PASSAGE:

|---|

7.7 Return of Capital of Member. In accordance with the Act, a Member may, under certain circumstances, be required to return to the Company, for the benefit of the Company's creditors, amounts previously distributed to the Member. If any court of competent jurisdiction holds that any Member is obligated to make any such payment, such obligation shall be the obligation of such Member and not of the Company, the Manager or any other Member.
7.8 Rights of holders of Termination Units. Holders of Termination Units shall have no voting rights with respect to any matters presented for vote to Members pursuant to this Agreement; provided that, if any matter, other than matters in respect of which the Manager exercises sole authority, is presented for vote to Members and the Manager determines, in the Manager's sole discretion, that an affirmative or negative vote on such matter, would disproportionately and adversely affect the holders of Termination Units, a Majority Vote of the Units and a Majority Vote of the Termination Units, with holders of each of Units and Termination Units voting as a separate class, will be required to approve such matter.

|---|

RECORDS PROVIDED:

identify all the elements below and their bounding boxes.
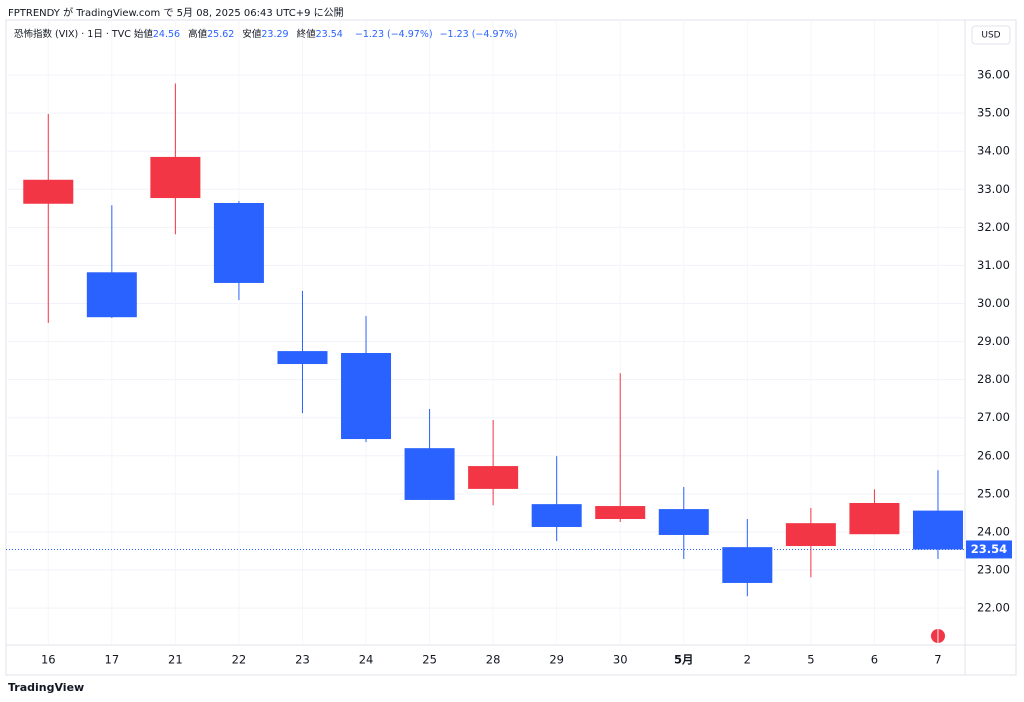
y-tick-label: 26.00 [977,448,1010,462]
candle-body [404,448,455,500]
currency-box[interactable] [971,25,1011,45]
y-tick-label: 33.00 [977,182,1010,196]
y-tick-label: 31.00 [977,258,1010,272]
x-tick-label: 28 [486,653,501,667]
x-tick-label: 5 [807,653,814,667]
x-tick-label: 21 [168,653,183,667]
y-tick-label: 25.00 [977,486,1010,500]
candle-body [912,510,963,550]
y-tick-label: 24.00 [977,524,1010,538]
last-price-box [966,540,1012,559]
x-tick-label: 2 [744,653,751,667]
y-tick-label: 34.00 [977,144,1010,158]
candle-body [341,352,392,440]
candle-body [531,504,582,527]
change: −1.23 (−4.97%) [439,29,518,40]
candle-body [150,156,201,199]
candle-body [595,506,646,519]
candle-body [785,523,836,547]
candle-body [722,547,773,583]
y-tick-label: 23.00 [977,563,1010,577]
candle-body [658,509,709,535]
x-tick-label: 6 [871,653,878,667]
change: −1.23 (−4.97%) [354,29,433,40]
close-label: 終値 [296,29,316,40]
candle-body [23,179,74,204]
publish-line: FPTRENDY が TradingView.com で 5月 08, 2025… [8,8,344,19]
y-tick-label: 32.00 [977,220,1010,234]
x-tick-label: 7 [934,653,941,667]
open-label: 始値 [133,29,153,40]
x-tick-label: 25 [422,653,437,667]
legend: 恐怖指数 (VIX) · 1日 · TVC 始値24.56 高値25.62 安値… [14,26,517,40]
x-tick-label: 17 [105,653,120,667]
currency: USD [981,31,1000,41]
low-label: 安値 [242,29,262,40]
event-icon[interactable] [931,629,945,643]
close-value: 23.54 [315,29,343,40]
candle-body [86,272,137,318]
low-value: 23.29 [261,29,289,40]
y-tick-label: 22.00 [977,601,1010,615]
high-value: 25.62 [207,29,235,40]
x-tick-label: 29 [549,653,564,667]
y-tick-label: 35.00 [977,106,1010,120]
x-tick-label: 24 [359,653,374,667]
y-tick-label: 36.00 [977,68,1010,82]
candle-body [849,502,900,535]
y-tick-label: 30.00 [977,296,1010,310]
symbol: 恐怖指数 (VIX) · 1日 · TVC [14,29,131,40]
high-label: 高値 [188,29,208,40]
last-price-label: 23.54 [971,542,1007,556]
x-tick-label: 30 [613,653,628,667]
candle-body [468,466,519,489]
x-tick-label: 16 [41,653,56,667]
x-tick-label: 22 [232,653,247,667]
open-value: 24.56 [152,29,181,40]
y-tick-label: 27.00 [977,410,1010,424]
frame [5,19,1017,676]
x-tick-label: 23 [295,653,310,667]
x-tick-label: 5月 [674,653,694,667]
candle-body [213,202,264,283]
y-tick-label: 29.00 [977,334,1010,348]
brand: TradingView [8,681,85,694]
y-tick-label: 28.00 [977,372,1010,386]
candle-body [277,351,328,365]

|---|

TASK INSTRUCTIONS:
- a) Please reproduce part of the agreement passage word for word, beginning at the words "7.7 Return of" and stopping after "any other Member.".
- b) According to section 7.7 of the agreement passage, which parties do not bear a Member's obligation to return distributed amounts?
The data has no connection to the agreement passage.

ANSWERS BY TASK:
- a)
7.7 Return of Capital of Member. In accordance with the Act, a Member may, under certain circumstances, be required to return to the Company, for the benefit of the Company's creditors, amounts previously distributed to the Member. If any court of competent jurisdiction holds that any Member is obligated to make any such payment, such obligation shall be the obligation of such Member and not of the Company, the Manager or any other Member.

- b)
- the Company
- the Manager
- any other Member